[Entries from a page text dataset]
======
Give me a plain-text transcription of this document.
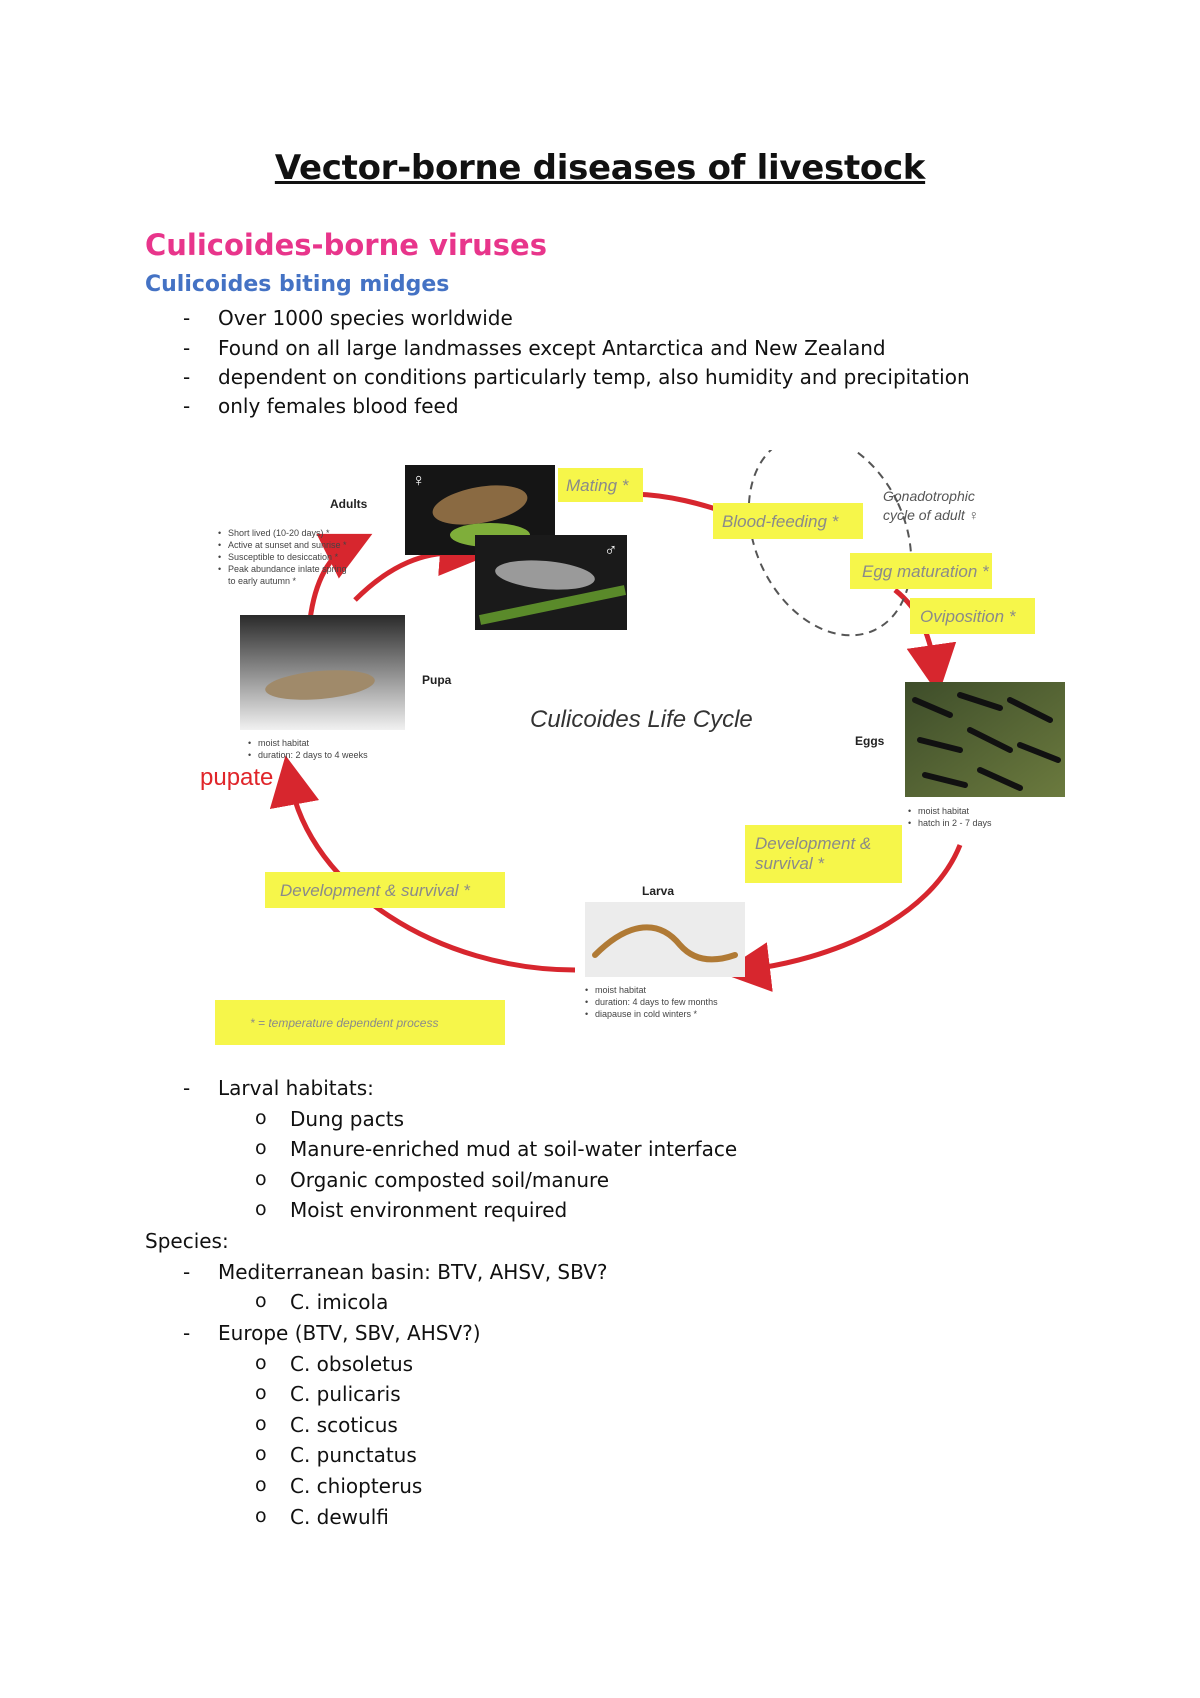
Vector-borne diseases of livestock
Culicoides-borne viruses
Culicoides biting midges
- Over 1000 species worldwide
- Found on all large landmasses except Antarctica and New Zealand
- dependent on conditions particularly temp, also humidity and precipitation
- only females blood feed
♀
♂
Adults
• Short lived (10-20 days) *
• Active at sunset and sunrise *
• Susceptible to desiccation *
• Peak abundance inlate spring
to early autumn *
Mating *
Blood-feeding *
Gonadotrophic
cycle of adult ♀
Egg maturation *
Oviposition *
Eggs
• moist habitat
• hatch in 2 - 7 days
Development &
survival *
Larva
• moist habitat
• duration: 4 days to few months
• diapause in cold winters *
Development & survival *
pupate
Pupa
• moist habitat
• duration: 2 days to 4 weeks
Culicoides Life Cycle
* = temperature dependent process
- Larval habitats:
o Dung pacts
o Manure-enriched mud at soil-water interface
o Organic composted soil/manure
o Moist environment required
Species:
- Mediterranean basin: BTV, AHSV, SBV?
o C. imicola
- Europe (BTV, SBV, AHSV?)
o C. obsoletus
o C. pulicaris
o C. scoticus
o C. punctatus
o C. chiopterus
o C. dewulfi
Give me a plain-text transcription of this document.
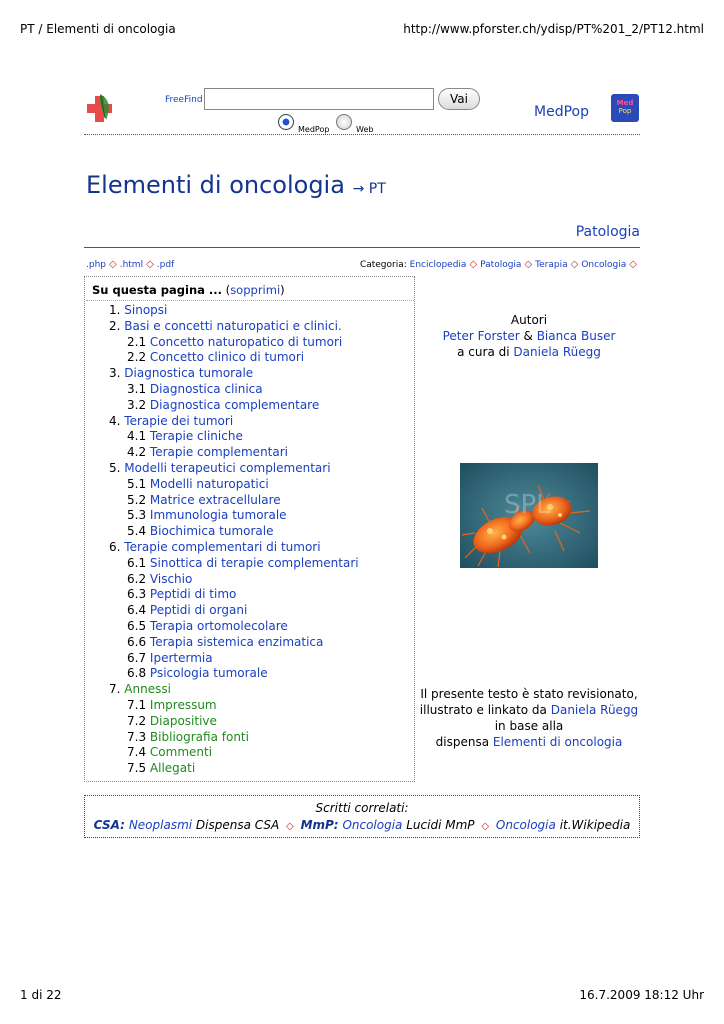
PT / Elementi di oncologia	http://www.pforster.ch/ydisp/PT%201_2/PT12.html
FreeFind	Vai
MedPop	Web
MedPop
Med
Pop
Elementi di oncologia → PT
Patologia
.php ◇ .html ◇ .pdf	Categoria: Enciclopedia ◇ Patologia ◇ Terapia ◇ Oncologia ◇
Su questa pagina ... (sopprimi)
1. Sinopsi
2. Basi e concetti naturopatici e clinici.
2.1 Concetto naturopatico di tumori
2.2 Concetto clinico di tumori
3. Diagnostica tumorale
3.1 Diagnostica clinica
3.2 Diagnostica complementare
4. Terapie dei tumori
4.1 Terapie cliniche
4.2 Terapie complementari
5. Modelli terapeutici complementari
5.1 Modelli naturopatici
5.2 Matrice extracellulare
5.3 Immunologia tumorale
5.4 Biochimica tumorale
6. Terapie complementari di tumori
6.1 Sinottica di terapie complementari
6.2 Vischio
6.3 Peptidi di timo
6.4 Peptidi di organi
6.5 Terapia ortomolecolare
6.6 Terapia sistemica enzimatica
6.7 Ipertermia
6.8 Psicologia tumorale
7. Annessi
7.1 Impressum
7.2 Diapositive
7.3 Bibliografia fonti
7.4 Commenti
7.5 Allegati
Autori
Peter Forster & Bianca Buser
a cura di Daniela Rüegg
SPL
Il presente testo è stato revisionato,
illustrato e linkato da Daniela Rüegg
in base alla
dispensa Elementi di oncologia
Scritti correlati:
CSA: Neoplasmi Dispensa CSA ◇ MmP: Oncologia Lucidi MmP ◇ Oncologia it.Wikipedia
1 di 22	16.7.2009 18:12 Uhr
======
• WORK REQUIRED:
What lines in the records above include the string "tumorale"? Copy each one.

• EXERCISE RESPONSE:
3. Diagnostica tumorale
5.3 Immunologia tumorale
5.4 Biochimica tumorale
6.8 Psicologia tumorale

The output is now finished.